── DADOS A PROCESSAR

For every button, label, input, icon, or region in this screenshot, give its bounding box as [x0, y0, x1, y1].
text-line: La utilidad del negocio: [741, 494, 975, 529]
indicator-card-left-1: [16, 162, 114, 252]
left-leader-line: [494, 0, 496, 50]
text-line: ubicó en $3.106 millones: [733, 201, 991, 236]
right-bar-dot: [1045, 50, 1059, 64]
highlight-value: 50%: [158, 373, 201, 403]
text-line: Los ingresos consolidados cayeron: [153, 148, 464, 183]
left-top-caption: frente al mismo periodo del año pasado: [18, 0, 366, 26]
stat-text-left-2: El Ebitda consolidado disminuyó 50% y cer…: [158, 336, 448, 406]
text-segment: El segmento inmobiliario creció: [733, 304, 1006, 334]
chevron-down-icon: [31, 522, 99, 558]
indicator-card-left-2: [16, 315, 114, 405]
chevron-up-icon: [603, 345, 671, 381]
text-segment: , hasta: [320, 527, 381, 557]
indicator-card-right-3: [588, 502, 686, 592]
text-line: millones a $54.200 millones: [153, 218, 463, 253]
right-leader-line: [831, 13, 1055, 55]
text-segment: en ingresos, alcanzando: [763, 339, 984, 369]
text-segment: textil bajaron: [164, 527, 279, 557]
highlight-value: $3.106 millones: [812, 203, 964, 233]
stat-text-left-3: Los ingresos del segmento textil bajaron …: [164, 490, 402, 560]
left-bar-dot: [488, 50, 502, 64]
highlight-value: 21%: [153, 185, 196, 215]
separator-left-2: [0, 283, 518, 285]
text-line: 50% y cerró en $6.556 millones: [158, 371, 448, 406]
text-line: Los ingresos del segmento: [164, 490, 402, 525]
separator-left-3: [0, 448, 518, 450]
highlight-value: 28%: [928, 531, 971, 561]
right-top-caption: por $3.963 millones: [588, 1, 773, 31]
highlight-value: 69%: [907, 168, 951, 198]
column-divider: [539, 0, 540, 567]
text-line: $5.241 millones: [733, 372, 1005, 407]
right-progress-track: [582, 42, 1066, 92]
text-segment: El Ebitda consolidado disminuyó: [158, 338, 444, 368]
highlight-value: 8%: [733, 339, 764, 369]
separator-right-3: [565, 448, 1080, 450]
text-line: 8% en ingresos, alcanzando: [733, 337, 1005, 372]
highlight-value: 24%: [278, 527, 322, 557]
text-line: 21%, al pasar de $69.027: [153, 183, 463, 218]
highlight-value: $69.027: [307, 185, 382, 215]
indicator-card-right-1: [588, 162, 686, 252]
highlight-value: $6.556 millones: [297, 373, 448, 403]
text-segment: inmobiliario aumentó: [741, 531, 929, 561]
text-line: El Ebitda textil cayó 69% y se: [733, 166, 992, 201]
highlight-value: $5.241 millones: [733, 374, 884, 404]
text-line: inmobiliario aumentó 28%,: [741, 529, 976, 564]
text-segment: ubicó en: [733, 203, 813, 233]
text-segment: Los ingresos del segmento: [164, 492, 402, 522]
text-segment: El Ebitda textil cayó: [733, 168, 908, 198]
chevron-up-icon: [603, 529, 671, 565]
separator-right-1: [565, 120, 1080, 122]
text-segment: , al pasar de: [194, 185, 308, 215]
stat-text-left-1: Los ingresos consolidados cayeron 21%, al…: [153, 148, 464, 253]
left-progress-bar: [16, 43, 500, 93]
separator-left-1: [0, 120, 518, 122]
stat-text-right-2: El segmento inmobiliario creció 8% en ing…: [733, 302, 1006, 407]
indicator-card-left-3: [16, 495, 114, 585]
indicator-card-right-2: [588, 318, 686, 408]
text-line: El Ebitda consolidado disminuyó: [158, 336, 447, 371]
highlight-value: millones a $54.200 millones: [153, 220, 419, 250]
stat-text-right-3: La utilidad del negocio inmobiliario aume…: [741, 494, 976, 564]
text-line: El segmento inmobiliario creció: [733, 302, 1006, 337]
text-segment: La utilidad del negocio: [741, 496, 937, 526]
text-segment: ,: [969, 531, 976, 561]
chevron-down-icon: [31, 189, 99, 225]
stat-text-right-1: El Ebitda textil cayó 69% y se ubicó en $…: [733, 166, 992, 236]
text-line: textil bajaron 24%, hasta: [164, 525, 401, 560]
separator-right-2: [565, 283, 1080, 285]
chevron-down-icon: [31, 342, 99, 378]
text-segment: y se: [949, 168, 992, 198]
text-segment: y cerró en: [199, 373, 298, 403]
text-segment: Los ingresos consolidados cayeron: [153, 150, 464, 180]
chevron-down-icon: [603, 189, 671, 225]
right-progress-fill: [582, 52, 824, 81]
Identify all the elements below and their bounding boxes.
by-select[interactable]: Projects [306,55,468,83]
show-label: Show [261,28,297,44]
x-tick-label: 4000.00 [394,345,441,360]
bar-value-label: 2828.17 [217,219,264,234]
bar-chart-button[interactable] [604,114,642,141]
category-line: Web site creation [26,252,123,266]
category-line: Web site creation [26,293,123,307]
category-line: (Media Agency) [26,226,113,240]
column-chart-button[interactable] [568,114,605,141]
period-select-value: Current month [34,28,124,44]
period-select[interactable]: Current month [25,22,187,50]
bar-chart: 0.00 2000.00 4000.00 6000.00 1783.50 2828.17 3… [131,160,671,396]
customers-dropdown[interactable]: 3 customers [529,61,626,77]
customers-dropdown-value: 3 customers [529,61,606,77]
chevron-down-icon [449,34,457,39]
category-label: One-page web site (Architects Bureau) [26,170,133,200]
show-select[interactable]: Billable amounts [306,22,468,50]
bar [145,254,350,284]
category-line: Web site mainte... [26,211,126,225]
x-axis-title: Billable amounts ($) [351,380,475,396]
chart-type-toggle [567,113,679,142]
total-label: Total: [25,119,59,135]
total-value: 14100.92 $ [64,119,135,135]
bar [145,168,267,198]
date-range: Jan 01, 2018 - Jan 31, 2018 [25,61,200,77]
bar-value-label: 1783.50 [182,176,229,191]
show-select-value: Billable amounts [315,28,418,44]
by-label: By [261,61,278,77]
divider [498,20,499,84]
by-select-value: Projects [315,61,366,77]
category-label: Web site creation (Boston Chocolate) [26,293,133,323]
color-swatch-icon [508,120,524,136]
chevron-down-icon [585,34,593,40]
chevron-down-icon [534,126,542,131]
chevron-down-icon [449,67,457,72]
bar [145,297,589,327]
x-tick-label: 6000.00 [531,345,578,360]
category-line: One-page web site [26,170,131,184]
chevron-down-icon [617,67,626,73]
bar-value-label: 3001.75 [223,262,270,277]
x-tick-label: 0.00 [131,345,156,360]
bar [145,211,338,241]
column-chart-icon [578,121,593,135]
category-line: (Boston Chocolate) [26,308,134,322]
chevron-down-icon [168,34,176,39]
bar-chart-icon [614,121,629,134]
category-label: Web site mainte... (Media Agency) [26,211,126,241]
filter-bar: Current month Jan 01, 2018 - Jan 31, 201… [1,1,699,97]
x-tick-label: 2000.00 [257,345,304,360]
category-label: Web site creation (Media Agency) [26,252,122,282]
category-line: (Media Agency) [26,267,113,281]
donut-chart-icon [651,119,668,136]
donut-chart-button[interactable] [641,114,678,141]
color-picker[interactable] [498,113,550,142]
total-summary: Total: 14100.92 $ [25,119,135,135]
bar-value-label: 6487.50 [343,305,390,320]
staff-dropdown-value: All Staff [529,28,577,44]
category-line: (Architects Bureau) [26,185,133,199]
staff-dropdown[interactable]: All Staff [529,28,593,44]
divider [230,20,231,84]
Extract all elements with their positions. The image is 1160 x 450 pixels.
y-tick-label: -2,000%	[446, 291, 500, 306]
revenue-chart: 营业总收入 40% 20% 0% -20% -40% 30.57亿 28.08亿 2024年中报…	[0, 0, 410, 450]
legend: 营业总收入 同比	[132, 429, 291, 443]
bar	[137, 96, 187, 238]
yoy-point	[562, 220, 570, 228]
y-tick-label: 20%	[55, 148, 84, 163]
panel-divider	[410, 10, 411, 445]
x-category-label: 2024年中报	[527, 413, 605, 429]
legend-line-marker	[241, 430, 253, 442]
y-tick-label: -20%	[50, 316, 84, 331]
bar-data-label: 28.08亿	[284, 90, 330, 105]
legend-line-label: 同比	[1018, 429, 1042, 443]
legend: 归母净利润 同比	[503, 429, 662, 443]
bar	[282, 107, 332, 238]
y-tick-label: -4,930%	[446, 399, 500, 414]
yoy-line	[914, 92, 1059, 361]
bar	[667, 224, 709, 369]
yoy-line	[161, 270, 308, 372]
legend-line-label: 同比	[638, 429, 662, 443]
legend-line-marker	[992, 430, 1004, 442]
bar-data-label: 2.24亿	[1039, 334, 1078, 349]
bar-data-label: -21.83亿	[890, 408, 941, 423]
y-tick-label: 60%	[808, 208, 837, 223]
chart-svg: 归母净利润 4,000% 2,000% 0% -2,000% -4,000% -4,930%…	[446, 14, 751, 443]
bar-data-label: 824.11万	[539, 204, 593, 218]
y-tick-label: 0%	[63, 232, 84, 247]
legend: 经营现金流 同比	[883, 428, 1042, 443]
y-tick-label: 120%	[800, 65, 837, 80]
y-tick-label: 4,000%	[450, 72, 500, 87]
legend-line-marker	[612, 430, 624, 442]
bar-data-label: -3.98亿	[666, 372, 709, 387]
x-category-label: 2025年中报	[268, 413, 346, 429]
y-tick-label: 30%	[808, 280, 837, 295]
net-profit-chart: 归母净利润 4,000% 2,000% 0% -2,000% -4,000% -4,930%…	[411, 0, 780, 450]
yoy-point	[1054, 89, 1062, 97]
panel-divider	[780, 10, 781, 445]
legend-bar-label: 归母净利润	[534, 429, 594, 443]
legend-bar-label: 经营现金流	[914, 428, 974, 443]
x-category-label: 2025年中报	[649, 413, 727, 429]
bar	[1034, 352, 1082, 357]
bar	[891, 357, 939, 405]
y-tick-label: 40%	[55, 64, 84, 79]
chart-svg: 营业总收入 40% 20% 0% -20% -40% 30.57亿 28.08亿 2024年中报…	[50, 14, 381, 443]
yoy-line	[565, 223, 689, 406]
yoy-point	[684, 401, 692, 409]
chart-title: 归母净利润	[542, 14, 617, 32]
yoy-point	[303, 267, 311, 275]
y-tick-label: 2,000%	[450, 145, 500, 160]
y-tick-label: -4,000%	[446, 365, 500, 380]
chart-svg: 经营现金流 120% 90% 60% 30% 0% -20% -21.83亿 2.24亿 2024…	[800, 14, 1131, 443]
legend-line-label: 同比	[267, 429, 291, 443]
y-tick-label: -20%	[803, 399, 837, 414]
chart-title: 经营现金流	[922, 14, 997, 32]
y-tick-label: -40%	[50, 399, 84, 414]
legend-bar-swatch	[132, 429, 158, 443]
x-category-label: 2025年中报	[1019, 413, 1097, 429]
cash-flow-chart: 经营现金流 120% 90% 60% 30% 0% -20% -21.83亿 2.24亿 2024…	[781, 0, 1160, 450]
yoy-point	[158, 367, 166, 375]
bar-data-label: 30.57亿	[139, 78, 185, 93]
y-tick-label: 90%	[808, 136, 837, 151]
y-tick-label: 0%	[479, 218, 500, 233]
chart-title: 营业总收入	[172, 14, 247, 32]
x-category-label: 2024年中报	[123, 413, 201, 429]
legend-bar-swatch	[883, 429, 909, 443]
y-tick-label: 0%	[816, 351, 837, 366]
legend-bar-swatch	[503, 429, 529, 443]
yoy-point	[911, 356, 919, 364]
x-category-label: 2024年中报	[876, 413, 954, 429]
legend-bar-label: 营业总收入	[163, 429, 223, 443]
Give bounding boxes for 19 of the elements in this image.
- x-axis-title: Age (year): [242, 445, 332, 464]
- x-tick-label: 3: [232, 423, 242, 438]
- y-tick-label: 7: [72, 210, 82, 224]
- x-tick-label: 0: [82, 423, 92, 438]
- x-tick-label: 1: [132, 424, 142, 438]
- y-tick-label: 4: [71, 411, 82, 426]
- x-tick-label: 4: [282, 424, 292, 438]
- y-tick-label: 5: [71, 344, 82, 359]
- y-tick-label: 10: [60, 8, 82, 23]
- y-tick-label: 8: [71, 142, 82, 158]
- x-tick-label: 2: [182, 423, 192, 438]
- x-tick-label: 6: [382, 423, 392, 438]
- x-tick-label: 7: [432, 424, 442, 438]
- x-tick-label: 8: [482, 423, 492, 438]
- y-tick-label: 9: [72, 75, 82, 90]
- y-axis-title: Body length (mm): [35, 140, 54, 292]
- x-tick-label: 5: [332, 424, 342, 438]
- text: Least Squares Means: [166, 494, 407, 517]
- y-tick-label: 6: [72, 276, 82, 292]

────

▶ **ENUNCIADO**
Coloque numa lista JSON de strings tudo o que vai do início dos registros até a linha que contém "highlight-value: $6.556 millones: [297, 373, 448, 403]", inclusive, com uma string por linha e sem as linhas em branco.

▶ **RESULTADO DO EXERCÍCIO**
[
  "For every button, label, input, icon, or region in this screenshot, give its bounding box as [x0, y0, x1, y1].",
  "text-line: La utilidad del negocio: [741, 494, 975, 529]",
  "indicator-card-left-1: [16, 162, 114, 252]",
  "left-leader-line: [494, 0, 496, 50]",
  "text-line: ubicó en $3.106 millones: [733, 201, 991, 236]",
  "right-bar-dot: [1045, 50, 1059, 64]",
  "highlight-value: 50%: [158, 373, 201, 403]",
  "text-line: Los ingresos consolidados cayeron: [153, 148, 464, 183]",
  "left-top-caption: frente al mismo periodo del año pasado: [18, 0, 366, 26]",
  "stat-text-left-2: El Ebitda consolidado disminuyó 50% y cer…: [158, 336, 448, 406]",
  "text-segment: El segmento inmobiliario creció: [733, 304, 1006, 334]",
  "chevron-down-icon: [31, 522, 99, 558]",
  "indicator-card-left-2: [16, 315, 114, 405]",
  "chevron-up-icon: [603, 345, 671, 381]",
  "text-segment: , hasta: [320, 527, 381, 557]",
  "indicator-card-right-3: [588, 502, 686, 592]",
  "text-line: millones a $54.200 millones: [153, 218, 463, 253]",
  "right-leader-line: [831, 13, 1055, 55]",
  "text-segment: en ingresos, alcanzando: [763, 339, 984, 369]",
  "text-segment: textil bajaron: [164, 527, 279, 557]",
  "highlight-value: $3.106 millones: [812, 203, 964, 233]",
  "stat-text-left-3: Los ingresos del segmento textil bajaron …: [164, 490, 402, 560]",
  "left-bar-dot: [488, 50, 502, 64]",
  "highlight-value: 21%: [153, 185, 196, 215]",
  "separator-left-2: [0, 283, 518, 285]",
  "text-line: 50% y cerró en $6.556 millones: [158, 371, 448, 406]",
  "text-line: Los ingresos del segmento: [164, 490, 402, 525]",
  "separator-left-3: [0, 448, 518, 450]",
  "highlight-value: 28%: [928, 531, 971, 561]",
  "right-top-caption: por $3.963 millones: [588, 1, 773, 31]",
  "highlight-value: 69%: [907, 168, 951, 198]",
  "column-divider: [539, 0, 540, 567]",
  "text-line: $5.241 millones: [733, 372, 1005, 407]",
  "right-progress-track: [582, 42, 1066, 92]",
  "text-segment: El Ebitda consolidado disminuyó: [158, 338, 444, 368]",
  "highlight-value: 8%: [733, 339, 764, 369]",
  "separator-right-3: [565, 448, 1080, 450]",
  "text-line: 8% en ingresos, alcanzando: [733, 337, 1005, 372]",
  "highlight-value: 24%: [278, 527, 322, 557]",
  "text-line: 21%, al pasar de $69.027: [153, 183, 463, 218]",
  "highlight-value: $69.027: [307, 185, 382, 215]",
  "indicator-card-right-1: [588, 162, 686, 252]",
  "highlight-value: $6.556 millones: [297, 373, 448, 403]"
]